[DIRECTIVE]
Pick out the lines below that include the string "gradient".

* Begin *

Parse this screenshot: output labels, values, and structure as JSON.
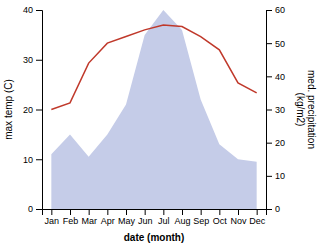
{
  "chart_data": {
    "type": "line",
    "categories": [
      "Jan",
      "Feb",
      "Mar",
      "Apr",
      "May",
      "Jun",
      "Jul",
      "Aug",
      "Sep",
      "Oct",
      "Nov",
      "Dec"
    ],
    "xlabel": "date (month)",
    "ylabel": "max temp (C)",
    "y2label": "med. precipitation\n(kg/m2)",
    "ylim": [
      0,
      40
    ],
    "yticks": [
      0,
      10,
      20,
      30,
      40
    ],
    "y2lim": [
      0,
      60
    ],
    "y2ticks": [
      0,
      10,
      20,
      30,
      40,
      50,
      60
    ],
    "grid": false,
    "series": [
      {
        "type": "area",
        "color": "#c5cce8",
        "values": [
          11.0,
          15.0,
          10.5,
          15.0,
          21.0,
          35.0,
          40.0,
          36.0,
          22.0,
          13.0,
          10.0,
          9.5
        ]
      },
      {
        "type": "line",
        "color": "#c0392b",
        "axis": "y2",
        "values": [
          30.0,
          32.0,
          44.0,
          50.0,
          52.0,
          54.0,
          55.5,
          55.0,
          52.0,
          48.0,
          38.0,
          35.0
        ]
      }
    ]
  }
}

* End *
* Begin *

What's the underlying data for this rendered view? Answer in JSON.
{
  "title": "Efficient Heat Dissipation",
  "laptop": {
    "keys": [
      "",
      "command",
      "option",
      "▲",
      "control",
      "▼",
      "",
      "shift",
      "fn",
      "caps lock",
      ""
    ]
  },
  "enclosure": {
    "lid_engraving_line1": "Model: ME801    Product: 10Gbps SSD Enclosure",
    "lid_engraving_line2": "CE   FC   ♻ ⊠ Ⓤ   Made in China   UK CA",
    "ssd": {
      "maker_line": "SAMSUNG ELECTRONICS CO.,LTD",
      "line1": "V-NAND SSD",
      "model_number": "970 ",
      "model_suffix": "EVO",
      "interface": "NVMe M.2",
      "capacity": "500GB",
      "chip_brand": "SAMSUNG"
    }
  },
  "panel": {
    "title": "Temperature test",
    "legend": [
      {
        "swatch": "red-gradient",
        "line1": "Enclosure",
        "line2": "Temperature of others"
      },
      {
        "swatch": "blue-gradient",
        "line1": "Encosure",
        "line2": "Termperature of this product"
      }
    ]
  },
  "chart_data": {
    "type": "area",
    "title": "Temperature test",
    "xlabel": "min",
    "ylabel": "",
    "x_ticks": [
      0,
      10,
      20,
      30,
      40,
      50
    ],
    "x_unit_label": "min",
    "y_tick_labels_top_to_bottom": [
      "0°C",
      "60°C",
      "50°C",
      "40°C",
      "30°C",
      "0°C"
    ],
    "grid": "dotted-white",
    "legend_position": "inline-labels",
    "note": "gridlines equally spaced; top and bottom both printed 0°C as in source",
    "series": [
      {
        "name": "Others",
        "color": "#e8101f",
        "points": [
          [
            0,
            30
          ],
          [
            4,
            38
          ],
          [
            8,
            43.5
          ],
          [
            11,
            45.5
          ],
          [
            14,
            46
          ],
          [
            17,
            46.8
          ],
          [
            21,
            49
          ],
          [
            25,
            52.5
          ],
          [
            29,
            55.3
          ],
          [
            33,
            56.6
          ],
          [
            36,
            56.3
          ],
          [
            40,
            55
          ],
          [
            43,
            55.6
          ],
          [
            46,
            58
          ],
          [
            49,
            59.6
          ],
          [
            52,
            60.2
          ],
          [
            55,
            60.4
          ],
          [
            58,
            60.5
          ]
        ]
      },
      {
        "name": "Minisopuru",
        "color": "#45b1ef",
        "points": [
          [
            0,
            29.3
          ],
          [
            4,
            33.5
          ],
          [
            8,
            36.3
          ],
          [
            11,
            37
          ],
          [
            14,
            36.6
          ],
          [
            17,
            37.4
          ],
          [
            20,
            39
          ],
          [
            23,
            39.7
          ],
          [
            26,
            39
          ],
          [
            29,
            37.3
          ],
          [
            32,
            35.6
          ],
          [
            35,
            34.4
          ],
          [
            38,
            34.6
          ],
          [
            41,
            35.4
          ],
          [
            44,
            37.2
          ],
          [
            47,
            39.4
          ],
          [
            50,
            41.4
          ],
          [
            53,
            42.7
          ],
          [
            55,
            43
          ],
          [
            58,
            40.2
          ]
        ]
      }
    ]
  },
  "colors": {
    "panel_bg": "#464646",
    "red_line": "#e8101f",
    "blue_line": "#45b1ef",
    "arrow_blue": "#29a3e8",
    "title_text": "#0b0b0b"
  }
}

* End *

[ANSWER TO THE PROBLEM]
        "swatch": "red-gradient",
        "swatch": "blue-gradient",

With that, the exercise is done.